Rows from a figure dataset:

========

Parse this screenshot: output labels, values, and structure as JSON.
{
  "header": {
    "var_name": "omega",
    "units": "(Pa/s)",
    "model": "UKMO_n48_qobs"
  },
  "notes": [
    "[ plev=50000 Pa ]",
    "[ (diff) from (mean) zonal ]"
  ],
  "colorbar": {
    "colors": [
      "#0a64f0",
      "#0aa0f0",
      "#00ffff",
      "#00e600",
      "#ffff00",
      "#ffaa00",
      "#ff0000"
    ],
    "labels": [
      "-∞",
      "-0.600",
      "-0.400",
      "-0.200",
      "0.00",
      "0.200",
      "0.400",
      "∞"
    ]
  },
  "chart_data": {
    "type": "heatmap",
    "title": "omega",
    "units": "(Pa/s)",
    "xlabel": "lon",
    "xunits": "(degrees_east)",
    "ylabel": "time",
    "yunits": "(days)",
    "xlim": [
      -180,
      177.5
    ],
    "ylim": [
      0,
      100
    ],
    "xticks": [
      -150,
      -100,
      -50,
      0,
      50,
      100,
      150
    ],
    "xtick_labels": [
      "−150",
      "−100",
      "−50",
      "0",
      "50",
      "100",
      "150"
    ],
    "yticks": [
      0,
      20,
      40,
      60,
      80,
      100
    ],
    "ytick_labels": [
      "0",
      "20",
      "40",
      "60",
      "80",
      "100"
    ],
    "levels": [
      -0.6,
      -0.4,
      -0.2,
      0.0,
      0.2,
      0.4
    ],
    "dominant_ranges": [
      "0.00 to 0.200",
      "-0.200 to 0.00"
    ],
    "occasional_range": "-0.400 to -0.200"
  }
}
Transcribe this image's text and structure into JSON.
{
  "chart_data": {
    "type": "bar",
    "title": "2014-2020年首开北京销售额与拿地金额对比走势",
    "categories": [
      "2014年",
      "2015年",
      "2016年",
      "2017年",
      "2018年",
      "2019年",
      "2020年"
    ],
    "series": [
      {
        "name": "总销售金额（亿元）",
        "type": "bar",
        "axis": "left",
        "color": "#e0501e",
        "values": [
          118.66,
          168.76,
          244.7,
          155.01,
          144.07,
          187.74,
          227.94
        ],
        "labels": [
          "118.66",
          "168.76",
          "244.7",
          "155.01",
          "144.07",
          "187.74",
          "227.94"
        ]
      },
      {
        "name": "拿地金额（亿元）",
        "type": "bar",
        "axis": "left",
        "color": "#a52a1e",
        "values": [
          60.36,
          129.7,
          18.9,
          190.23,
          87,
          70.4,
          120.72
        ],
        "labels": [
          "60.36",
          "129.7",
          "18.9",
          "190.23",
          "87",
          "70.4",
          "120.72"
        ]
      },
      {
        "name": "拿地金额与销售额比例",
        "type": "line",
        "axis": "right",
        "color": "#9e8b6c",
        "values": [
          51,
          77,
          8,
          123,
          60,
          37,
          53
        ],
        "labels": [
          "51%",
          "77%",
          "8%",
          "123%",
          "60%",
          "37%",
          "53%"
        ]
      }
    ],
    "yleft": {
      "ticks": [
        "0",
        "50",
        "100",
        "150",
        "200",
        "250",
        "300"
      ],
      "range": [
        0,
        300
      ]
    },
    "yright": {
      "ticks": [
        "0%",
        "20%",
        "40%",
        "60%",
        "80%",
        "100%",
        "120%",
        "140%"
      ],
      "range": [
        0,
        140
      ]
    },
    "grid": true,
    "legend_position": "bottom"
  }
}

========

_WHAT IS EXPECTED_.
Extract the complete listing above, reproducing each line exactly.

_SOLUTION FOR THIS EXERCISE_.
Parse this screenshot: output labels, values, and structure as JSON.
{
  "header": {
    "var_name": "omega",
    "units": "(Pa/s)",
    "model": "UKMO_n48_qobs"
  },
  "notes": [
    "[ plev=50000 Pa ]",
    "[ (diff) from (mean) zonal ]"
  ],
  "colorbar": {
    "colors": [
      "#0a64f0",
      "#0aa0f0",
      "#00ffff",
      "#00e600",
      "#ffff00",
      "#ffaa00",
      "#ff0000"
    ],
    "labels": [
      "-∞",
      "-0.600",
      "-0.400",
      "-0.200",
      "0.00",
      "0.200",
      "0.400",
      "∞"
    ]
  },
  "chart_data": {
    "type": "heatmap",
    "title": "omega",
    "units": "(Pa/s)",
    "xlabel": "lon",
    "xunits": "(degrees_east)",
    "ylabel": "time",
    "yunits": "(days)",
    "xlim": [
      -180,
      177.5
    ],
    "ylim": [
      0,
      100
    ],
    "xticks": [
      -150,
      -100,
      -50,
      0,
      50,
      100,
      150
    ],
    "xtick_labels": [
      "−150",
      "−100",
      "−50",
      "0",
      "50",
      "100",
      "150"
    ],
    "yticks": [
      0,
      20,
      40,
      60,
      80,
      100
    ],
    "ytick_labels": [
      "0",
      "20",
      "40",
      "60",
      "80",
      "100"
    ],
    "levels": [
      -0.6,
      -0.4,
      -0.2,
      0.0,
      0.2,
      0.4
    ],
    "dominant_ranges": [
      "0.00 to 0.200",
      "-0.200 to 0.00"
    ],
    "occasional_range": "-0.400 to -0.200"
  }
}
Transcribe this image's text and structure into JSON.
{
  "chart_data": {
    "type": "bar",
    "title": "2014-2020年首开北京销售额与拿地金额对比走势",
    "categories": [
      "2014年",
      "2015年",
      "2016年",
      "2017年",
      "2018年",
      "2019年",
      "2020年"
    ],
    "series": [
      {
        "name": "总销售金额（亿元）",
        "type": "bar",
        "axis": "left",
        "color": "#e0501e",
        "values": [
          118.66,
          168.76,
          244.7,
          155.01,
          144.07,
          187.74,
          227.94
        ],
        "labels": [
          "118.66",
          "168.76",
          "244.7",
          "155.01",
          "144.07",
          "187.74",
          "227.94"
        ]
      },
      {
        "name": "拿地金额（亿元）",
        "type": "bar",
        "axis": "left",
        "color": "#a52a1e",
        "values": [
          60.36,
          129.7,
          18.9,
          190.23,
          87,
          70.4,
          120.72
        ],
        "labels": [
          "60.36",
          "129.7",
          "18.9",
          "190.23",
          "87",
          "70.4",
          "120.72"
        ]
      },
      {
        "name": "拿地金额与销售额比例",
        "type": "line",
        "axis": "right",
        "color": "#9e8b6c",
        "values": [
          51,
          77,
          8,
          123,
          60,
          37,
          53
        ],
        "labels": [
          "51%",
          "77%",
          "8%",
          "123%",
          "60%",
          "37%",
          "53%"
        ]
      }
    ],
    "yleft": {
      "ticks": [
        "0",
        "50",
        "100",
        "150",
        "200",
        "250",
        "300"
      ],
      "range": [
        0,
        300
      ]
    },
    "yright": {
      "ticks": [
        "0%",
        "20%",
        "40%",
        "60%",
        "80%",
        "100%",
        "120%",
        "140%"
      ],
      "range": [
        0,
        140
      ]
    },
    "grid": true,
    "legend_position": "bottom"
  }
}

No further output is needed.